- SET EXERCISE -
Select all lines with the string "text" in them, and copy those lines.

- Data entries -
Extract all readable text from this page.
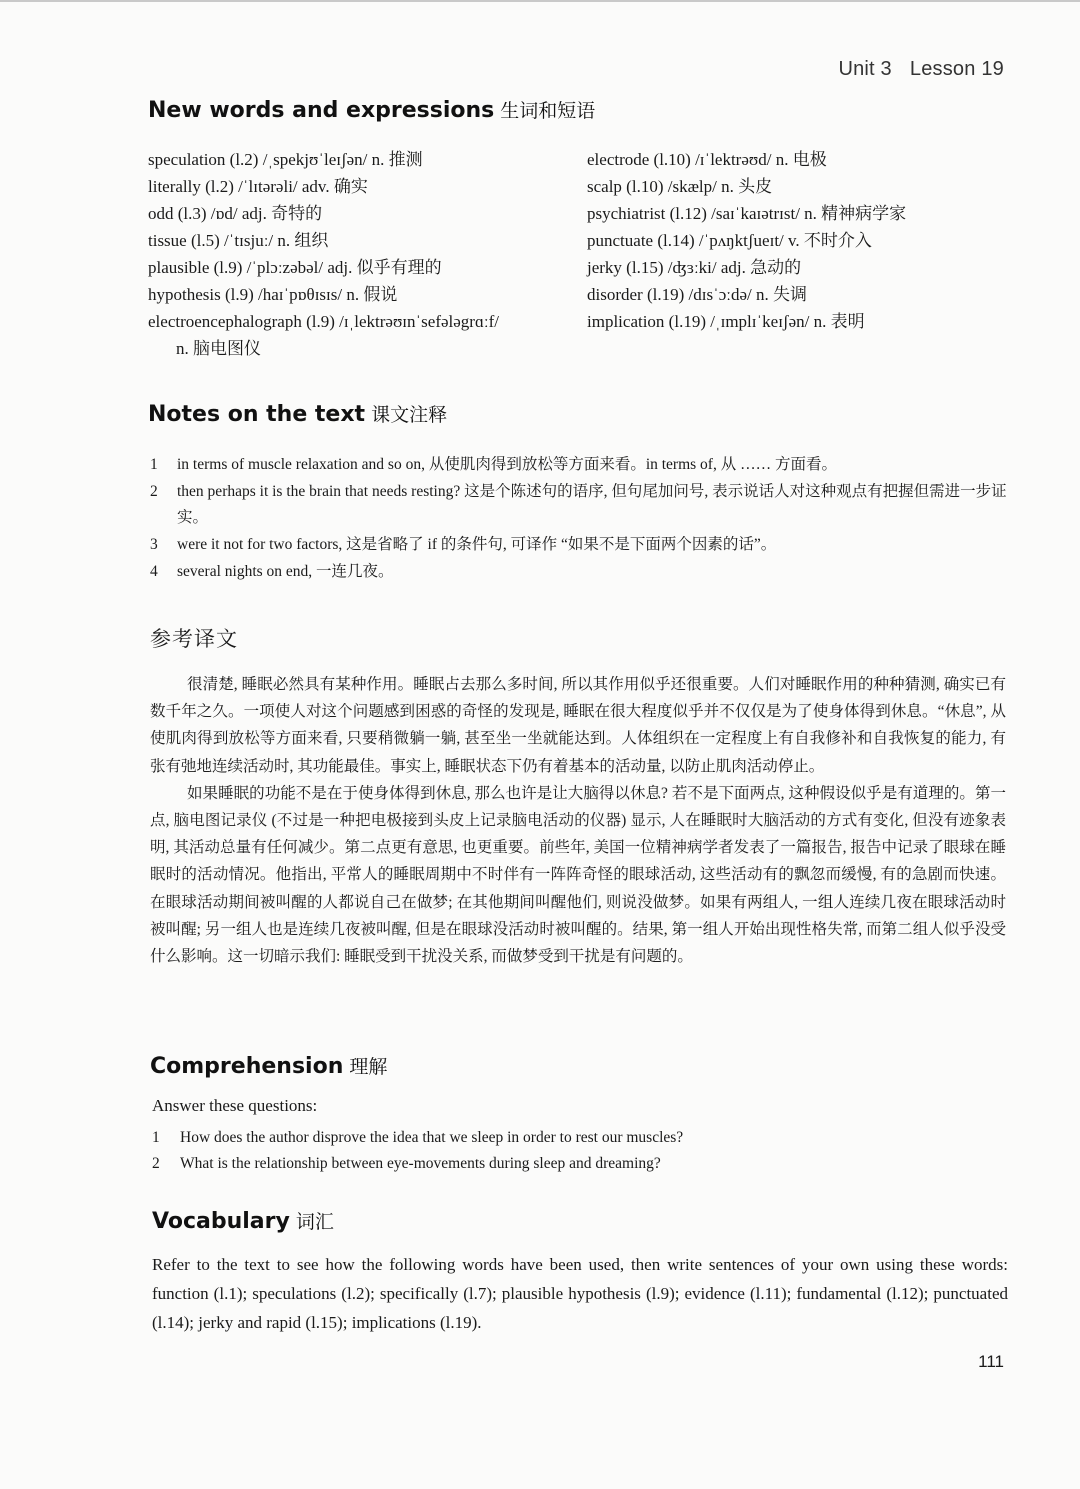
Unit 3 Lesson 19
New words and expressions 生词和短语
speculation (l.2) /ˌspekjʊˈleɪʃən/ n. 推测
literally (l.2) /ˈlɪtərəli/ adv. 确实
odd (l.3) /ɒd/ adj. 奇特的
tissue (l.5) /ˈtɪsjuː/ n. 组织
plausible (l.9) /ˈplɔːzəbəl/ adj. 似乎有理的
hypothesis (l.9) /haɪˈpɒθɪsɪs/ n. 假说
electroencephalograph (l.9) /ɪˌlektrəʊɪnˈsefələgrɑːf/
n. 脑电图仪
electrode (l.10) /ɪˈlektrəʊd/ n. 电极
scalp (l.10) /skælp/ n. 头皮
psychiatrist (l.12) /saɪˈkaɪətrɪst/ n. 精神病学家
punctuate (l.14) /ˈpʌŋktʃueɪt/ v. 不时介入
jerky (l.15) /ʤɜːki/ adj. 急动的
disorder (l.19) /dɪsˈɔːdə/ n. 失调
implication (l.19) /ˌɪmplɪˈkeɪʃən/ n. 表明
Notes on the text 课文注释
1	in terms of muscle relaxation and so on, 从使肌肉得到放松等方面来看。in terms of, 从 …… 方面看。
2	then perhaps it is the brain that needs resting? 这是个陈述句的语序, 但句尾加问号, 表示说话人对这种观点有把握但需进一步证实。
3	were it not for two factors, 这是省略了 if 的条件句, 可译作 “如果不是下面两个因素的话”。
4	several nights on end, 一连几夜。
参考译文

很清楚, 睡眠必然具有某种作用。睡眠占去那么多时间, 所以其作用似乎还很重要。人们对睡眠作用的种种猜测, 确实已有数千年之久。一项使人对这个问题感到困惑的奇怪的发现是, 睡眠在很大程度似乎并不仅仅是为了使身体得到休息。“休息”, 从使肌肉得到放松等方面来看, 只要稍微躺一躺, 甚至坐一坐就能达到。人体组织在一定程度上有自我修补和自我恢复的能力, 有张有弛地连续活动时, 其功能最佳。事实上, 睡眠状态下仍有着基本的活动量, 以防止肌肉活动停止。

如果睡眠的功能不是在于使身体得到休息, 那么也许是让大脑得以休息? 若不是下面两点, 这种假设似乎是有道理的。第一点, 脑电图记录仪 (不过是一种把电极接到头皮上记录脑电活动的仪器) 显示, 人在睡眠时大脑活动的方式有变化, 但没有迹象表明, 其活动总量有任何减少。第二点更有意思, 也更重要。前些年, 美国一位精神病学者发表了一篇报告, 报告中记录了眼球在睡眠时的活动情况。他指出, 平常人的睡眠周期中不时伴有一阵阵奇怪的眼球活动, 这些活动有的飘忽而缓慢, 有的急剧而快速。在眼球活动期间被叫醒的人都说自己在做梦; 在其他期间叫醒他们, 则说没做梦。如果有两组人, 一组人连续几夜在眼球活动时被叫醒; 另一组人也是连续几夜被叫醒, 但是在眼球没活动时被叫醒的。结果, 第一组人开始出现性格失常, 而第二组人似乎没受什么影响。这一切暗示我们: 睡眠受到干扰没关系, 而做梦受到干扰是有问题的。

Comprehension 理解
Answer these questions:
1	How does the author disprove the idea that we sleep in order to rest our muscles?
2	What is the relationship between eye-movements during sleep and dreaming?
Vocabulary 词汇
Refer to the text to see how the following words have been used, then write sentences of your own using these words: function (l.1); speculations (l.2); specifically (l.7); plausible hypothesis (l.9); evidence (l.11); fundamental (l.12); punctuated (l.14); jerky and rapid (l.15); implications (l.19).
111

==

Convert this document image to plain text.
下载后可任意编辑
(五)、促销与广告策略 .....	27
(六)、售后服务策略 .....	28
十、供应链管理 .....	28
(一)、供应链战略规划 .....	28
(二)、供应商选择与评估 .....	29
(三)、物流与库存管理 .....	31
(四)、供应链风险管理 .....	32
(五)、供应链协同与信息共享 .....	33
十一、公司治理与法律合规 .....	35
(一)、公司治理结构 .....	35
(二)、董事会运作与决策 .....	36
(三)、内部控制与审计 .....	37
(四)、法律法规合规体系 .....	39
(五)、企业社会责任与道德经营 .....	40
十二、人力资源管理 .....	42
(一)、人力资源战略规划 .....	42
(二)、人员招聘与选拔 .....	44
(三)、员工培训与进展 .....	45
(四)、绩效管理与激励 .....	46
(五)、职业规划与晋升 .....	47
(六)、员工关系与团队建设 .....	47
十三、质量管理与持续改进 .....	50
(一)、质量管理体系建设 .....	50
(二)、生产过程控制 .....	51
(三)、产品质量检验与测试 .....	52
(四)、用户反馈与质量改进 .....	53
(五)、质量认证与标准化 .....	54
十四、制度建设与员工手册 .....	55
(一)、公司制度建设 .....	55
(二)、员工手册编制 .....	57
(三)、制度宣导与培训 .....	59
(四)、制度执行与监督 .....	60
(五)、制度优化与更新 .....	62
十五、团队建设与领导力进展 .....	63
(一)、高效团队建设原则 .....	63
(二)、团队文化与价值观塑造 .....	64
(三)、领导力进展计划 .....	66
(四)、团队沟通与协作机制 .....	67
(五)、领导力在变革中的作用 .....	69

- EXERCISE RESPONSE -
Extract all readable text from this page.
Notes on the text 课文注释
Refer to the text to see how the following words have been used, then write sentences of your own using these words: function (l.1); speculations (l.2); specifically (l.7); plausible hypothesis (l.9); evidence (l.11); fundamental (l.12); punctuated (l.14); jerky and rapid (l.15); implications (l.19).
Convert this document image to plain text.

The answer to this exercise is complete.